** START EXERCISE MATERIAL **

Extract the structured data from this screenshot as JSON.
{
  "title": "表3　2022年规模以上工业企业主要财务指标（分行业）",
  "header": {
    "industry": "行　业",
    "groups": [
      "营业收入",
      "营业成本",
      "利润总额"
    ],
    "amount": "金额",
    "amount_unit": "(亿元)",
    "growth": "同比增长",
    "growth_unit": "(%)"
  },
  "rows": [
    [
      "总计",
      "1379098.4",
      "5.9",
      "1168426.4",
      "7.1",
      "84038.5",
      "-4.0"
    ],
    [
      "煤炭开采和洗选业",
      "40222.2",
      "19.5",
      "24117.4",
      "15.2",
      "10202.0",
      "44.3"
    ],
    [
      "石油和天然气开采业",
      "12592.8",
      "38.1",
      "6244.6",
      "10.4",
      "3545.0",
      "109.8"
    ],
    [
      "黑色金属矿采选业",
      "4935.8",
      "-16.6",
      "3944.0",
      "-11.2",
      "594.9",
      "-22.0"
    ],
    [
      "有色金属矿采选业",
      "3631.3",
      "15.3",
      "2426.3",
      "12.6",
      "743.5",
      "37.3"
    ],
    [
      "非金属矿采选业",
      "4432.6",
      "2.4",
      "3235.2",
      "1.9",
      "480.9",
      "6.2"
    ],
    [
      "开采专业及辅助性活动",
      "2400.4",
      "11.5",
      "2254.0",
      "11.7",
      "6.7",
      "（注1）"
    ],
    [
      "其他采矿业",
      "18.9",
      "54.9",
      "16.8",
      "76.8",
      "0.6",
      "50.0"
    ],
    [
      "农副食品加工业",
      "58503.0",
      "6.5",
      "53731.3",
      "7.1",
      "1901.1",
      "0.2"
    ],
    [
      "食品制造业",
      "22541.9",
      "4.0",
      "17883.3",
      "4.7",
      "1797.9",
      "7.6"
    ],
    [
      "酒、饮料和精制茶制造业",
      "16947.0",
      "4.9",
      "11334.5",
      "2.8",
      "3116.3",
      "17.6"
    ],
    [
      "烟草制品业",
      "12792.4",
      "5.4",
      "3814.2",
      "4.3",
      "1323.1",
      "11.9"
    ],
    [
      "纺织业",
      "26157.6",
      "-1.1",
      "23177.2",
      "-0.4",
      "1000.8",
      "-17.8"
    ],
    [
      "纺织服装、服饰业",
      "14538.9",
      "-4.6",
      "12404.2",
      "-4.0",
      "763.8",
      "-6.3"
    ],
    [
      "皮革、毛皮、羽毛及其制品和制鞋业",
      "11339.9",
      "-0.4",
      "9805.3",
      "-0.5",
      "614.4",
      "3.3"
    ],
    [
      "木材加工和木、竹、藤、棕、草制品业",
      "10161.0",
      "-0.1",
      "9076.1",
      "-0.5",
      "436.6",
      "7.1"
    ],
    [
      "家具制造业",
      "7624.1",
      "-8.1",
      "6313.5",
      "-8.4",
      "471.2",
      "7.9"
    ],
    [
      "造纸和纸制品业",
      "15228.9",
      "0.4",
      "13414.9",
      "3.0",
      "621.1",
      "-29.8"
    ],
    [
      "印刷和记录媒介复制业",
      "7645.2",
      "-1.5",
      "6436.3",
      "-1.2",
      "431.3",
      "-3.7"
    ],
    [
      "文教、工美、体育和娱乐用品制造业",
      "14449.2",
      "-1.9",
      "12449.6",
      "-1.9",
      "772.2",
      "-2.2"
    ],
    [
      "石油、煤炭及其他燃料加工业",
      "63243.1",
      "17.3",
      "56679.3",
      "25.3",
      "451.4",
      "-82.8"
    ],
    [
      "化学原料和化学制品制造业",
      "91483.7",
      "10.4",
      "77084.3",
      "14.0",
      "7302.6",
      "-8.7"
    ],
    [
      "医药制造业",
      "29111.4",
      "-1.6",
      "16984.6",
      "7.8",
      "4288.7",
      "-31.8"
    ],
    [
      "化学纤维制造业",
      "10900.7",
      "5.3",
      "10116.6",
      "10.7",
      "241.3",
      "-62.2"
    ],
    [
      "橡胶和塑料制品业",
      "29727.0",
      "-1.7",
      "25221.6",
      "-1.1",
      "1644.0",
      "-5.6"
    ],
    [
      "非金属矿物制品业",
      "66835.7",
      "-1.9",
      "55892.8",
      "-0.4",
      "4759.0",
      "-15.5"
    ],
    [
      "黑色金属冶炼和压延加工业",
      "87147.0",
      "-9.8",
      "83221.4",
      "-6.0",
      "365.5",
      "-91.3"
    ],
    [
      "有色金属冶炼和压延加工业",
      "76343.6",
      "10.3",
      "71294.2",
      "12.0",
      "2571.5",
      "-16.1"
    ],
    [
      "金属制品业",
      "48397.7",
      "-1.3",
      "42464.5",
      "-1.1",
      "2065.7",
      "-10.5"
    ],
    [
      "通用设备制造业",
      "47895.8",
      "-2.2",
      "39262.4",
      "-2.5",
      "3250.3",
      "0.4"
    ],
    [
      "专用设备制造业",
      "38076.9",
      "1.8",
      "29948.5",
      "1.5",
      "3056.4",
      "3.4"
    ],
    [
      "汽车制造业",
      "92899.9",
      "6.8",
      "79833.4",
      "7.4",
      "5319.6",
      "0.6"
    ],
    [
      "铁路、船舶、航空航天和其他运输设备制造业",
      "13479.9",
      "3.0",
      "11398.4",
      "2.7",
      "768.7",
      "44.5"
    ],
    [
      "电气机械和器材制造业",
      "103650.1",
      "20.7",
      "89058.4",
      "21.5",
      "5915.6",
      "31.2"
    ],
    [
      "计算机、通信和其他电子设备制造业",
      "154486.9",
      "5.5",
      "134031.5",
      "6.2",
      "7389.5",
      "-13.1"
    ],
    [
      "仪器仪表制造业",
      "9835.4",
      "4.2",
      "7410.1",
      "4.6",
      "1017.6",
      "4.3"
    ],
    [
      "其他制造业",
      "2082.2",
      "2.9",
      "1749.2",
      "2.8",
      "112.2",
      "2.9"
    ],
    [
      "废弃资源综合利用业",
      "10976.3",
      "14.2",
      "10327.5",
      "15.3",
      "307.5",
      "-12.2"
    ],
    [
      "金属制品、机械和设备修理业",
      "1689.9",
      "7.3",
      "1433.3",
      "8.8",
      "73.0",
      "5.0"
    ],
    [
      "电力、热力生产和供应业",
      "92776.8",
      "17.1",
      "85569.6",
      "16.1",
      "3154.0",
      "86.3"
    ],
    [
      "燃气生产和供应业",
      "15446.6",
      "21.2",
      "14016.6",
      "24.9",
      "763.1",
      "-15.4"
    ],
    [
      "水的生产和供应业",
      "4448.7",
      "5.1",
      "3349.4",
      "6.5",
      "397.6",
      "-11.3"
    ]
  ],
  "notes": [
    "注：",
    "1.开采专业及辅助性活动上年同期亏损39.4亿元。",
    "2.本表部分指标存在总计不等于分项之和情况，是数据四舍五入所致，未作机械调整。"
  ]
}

** END EXERCISE MATERIAL **
** START EXERCISE MATERIAL **

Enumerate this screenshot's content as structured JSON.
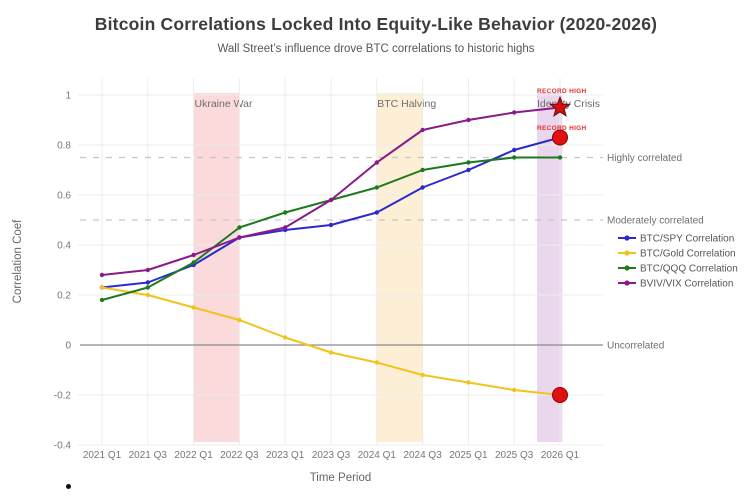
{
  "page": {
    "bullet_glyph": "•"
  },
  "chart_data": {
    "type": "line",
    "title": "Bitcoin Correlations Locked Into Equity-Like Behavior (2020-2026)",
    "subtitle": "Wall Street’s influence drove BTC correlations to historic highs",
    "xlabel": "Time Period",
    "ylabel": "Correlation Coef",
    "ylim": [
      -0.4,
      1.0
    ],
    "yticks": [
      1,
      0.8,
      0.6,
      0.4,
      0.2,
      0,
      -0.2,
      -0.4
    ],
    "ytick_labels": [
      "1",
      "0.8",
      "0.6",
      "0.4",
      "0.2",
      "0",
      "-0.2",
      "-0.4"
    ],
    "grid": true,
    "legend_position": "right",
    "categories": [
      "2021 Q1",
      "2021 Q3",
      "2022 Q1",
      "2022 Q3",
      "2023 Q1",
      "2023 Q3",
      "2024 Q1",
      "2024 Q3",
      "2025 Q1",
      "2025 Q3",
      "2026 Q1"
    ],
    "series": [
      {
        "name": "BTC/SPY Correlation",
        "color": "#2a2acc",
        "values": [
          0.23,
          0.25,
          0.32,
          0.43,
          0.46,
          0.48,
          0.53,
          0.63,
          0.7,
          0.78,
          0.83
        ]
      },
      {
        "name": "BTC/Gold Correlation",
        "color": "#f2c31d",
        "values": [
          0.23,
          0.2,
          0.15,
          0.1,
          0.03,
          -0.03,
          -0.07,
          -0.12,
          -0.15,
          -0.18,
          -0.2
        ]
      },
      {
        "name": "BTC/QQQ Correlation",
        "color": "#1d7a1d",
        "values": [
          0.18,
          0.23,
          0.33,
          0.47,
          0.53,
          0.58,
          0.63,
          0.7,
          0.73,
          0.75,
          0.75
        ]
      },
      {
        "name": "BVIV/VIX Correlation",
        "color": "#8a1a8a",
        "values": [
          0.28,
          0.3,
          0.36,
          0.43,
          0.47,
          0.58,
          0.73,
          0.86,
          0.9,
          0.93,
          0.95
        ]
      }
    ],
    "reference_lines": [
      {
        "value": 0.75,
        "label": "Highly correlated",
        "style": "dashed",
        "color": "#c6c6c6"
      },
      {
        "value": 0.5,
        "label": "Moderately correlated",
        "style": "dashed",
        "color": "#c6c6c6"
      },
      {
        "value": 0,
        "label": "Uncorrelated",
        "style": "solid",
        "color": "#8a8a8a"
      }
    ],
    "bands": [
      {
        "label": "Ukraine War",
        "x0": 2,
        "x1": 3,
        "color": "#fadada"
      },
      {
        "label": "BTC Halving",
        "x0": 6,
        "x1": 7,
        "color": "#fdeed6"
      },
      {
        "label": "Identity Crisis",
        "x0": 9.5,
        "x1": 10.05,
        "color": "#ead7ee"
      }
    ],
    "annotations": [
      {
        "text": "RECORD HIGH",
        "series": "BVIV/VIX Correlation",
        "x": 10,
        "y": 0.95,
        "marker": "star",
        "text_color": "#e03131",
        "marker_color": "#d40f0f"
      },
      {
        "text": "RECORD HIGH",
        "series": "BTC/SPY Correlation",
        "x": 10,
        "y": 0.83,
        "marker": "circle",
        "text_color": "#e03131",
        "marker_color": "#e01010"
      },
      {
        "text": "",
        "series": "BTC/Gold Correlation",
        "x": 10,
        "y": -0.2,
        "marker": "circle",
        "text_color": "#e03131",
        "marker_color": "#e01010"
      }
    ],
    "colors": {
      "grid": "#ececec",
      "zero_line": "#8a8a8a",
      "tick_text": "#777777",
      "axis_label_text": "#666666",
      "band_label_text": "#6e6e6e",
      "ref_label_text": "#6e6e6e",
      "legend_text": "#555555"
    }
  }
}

** END EXERCISE MATERIAL **
** START EXERCISE MATERIAL **

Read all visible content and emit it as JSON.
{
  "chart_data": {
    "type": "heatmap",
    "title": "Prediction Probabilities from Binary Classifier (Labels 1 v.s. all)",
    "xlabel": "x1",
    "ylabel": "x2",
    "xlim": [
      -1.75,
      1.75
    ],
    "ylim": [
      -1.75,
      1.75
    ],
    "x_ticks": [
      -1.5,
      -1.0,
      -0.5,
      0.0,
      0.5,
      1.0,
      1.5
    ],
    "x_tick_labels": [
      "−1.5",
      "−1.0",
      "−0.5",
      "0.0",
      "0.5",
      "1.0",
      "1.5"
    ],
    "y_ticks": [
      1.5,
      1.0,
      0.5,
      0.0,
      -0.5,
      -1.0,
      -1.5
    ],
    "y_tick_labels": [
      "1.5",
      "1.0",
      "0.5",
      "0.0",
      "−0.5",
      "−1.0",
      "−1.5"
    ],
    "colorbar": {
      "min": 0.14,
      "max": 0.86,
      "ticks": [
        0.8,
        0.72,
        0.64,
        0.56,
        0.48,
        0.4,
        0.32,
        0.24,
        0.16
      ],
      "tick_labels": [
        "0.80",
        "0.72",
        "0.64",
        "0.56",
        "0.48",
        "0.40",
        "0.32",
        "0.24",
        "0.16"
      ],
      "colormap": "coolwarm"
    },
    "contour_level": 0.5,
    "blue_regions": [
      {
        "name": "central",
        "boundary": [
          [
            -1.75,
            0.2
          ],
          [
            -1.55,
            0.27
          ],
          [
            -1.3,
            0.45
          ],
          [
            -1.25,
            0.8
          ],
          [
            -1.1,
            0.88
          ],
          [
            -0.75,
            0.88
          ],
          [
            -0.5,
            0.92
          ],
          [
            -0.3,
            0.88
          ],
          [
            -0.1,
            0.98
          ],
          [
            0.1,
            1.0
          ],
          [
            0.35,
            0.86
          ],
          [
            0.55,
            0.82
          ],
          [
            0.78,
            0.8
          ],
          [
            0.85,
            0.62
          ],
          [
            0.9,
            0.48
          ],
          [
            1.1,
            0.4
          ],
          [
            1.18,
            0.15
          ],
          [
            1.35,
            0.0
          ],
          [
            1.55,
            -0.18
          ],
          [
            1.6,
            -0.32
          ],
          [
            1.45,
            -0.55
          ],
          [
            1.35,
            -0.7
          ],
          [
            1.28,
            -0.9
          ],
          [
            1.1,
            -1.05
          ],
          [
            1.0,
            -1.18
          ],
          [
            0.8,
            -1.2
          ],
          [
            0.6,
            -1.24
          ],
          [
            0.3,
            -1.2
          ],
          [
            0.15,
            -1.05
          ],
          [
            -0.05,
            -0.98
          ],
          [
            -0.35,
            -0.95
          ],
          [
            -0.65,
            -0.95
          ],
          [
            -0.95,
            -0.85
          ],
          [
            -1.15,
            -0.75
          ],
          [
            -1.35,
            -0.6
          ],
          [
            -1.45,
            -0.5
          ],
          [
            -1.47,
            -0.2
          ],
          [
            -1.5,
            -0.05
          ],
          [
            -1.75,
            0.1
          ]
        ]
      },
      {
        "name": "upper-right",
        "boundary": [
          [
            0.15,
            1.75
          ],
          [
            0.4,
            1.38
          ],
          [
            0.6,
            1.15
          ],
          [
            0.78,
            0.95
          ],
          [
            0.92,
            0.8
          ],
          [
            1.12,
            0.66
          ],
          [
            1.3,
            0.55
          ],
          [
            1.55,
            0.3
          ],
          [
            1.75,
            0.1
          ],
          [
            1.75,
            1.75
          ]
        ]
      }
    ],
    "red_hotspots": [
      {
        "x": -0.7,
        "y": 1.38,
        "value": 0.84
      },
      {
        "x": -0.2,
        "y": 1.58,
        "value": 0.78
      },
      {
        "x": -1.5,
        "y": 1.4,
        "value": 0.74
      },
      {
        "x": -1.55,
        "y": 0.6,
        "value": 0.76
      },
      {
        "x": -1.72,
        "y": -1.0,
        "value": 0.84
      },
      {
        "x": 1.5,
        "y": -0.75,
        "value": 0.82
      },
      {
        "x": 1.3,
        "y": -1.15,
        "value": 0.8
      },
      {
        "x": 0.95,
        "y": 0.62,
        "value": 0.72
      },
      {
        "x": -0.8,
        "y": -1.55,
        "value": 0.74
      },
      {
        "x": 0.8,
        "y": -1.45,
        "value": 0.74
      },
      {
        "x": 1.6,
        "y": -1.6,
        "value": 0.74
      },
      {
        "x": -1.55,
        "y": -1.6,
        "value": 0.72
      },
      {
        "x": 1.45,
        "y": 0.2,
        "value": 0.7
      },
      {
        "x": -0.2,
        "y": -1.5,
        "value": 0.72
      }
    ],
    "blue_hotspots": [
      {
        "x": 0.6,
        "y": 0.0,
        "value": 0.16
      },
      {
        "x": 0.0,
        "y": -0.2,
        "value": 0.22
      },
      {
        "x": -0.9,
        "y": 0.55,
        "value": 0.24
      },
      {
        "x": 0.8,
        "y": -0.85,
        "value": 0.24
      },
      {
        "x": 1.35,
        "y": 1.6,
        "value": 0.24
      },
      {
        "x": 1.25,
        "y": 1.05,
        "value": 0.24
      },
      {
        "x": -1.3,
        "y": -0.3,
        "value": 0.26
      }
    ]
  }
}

** END EXERCISE MATERIAL **

#### [DIRECTIVE]
Each line in the listing above that contains "this" should be copied.

#### [COMPLETED EXERCISE]
Extract the structured data from this screenshot as JSON.
Enumerate this screenshot's content as structured JSON.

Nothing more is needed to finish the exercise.